PROMPT: Your task is to print all of the material verbatim.

Lines of data:
════════════════════

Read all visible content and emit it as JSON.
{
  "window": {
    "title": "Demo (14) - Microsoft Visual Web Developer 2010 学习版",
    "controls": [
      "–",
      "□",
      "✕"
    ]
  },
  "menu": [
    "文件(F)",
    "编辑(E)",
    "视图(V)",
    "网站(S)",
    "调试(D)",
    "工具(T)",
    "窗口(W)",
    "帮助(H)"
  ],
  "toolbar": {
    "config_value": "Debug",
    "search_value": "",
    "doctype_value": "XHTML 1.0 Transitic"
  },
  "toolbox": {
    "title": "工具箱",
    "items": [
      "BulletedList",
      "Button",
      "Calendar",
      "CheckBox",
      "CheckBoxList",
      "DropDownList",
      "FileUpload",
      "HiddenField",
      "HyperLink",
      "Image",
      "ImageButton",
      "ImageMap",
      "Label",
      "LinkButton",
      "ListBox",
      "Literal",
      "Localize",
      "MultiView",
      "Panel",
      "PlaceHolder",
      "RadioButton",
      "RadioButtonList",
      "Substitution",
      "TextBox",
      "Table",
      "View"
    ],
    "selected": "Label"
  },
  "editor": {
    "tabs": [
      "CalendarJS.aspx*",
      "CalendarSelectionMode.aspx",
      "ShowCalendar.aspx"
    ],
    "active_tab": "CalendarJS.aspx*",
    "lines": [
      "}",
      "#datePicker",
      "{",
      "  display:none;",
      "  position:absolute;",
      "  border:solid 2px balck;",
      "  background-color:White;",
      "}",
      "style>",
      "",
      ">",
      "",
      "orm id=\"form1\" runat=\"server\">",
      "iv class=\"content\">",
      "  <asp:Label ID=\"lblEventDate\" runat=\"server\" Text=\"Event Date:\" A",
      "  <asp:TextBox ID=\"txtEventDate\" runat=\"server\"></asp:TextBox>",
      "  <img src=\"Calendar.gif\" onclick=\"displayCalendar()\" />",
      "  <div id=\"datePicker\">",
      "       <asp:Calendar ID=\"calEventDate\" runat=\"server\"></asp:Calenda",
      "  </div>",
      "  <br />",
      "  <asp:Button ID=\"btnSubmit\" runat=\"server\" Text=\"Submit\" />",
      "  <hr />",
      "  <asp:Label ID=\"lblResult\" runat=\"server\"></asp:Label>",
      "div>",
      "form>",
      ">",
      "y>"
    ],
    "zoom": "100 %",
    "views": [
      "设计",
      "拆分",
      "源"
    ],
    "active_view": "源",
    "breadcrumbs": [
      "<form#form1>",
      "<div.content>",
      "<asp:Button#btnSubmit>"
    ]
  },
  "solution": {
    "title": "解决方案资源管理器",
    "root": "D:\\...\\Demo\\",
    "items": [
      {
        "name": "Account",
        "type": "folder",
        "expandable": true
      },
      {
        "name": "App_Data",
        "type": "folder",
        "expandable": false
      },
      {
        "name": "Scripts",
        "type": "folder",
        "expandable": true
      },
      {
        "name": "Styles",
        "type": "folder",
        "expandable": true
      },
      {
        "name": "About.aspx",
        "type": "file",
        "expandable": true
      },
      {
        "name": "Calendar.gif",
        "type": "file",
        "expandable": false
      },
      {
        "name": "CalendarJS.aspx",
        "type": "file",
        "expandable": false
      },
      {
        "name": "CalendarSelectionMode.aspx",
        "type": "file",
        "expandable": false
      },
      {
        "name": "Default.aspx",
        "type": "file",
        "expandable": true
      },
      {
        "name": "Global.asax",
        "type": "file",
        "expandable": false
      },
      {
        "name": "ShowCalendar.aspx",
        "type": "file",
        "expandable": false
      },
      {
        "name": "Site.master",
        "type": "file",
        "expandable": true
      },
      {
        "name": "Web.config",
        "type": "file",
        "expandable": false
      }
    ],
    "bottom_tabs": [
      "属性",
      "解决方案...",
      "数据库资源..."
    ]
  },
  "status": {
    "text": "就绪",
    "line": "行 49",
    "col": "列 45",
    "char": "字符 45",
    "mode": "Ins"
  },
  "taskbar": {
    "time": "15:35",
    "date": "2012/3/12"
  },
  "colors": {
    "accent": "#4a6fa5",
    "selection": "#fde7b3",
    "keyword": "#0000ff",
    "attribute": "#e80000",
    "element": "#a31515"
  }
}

════════════════════

EXPECTED ANSWER:
Read all visible content and emit it as JSON.
{
  "window": {
    "title": "Demo (14) - Microsoft Visual Web Developer 2010 学习版",
    "controls": [
      "–",
      "□",
      "✕"
    ]
  },
  "menu": [
    "文件(F)",
    "编辑(E)",
    "视图(V)",
    "网站(S)",
    "调试(D)",
    "工具(T)",
    "窗口(W)",
    "帮助(H)"
  ],
  "toolbar": {
    "config_value": "Debug",
    "search_value": "",
    "doctype_value": "XHTML 1.0 Transitic"
  },
  "toolbox": {
    "title": "工具箱",
    "items": [
      "BulletedList",
      "Button",
      "Calendar",
      "CheckBox",
      "CheckBoxList",
      "DropDownList",
      "FileUpload",
      "HiddenField",
      "HyperLink",
      "Image",
      "ImageButton",
      "ImageMap",
      "Label",
      "LinkButton",
      "ListBox",
      "Literal",
      "Localize",
      "MultiView",
      "Panel",
      "PlaceHolder",
      "RadioButton",
      "RadioButtonList",
      "Substitution",
      "TextBox",
      "Table",
      "View"
    ],
    "selected": "Label"
  },
  "editor": {
    "tabs": [
      "CalendarJS.aspx*",
      "CalendarSelectionMode.aspx",
      "ShowCalendar.aspx"
    ],
    "active_tab": "CalendarJS.aspx*",
    "lines": [
      "}",
      "#datePicker",
      "{",
      "  display:none;",
      "  position:absolute;",
      "  border:solid 2px balck;",
      "  background-color:White;",
      "}",
      "style>",
      "",
      ">",
      "",
      "orm id=\"form1\" runat=\"server\">",
      "iv class=\"content\">",
      "  <asp:Label ID=\"lblEventDate\" runat=\"server\" Text=\"Event Date:\" A",
      "  <asp:TextBox ID=\"txtEventDate\" runat=\"server\"></asp:TextBox>",
      "  <img src=\"Calendar.gif\" onclick=\"displayCalendar()\" />",
      "  <div id=\"datePicker\">",
      "       <asp:Calendar ID=\"calEventDate\" runat=\"server\"></asp:Calenda",
      "  </div>",
      "  <br />",
      "  <asp:Button ID=\"btnSubmit\" runat=\"server\" Text=\"Submit\" />",
      "  <hr />",
      "  <asp:Label ID=\"lblResult\" runat=\"server\"></asp:Label>",
      "div>",
      "form>",
      ">",
      "y>"
    ],
    "zoom": "100 %",
    "views": [
      "设计",
      "拆分",
      "源"
    ],
    "active_view": "源",
    "breadcrumbs": [
      "<form#form1>",
      "<div.content>",
      "<asp:Button#btnSubmit>"
    ]
  },
  "solution": {
    "title": "解决方案资源管理器",
    "root": "D:\\...\\Demo\\",
    "items": [
      {
        "name": "Account",
        "type": "folder",
        "expandable": true
      },
      {
        "name": "App_Data",
        "type": "folder",
        "expandable": false
      },
      {
        "name": "Scripts",
        "type": "folder",
        "expandable": true
      },
      {
        "name": "Styles",
        "type": "folder",
        "expandable": true
      },
      {
        "name": "About.aspx",
        "type": "file",
        "expandable": true
      },
      {
        "name": "Calendar.gif",
        "type": "file",
        "expandable": false
      },
      {
        "name": "CalendarJS.aspx",
        "type": "file",
        "expandable": false
      },
      {
        "name": "CalendarSelectionMode.aspx",
        "type": "file",
        "expandable": false
      },
      {
        "name": "Default.aspx",
        "type": "file",
        "expandable": true
      },
      {
        "name": "Global.asax",
        "type": "file",
        "expandable": false
      },
      {
        "name": "ShowCalendar.aspx",
        "type": "file",
        "expandable": false
      },
      {
        "name": "Site.master",
        "type": "file",
        "expandable": true
      },
      {
        "name": "Web.config",
        "type": "file",
        "expandable": false
      }
    ],
    "bottom_tabs": [
      "属性",
      "解决方案...",
      "数据库资源..."
    ]
  },
  "status": {
    "text": "就绪",
    "line": "行 49",
    "col": "列 45",
    "char": "字符 45",
    "mode": "Ins"
  },
  "taskbar": {
    "time": "15:35",
    "date": "2012/3/12"
  },
  "colors": {
    "accent": "#4a6fa5",
    "selection": "#fde7b3",
    "keyword": "#0000ff",
    "attribute": "#e80000",
    "element": "#a31515"
  }
}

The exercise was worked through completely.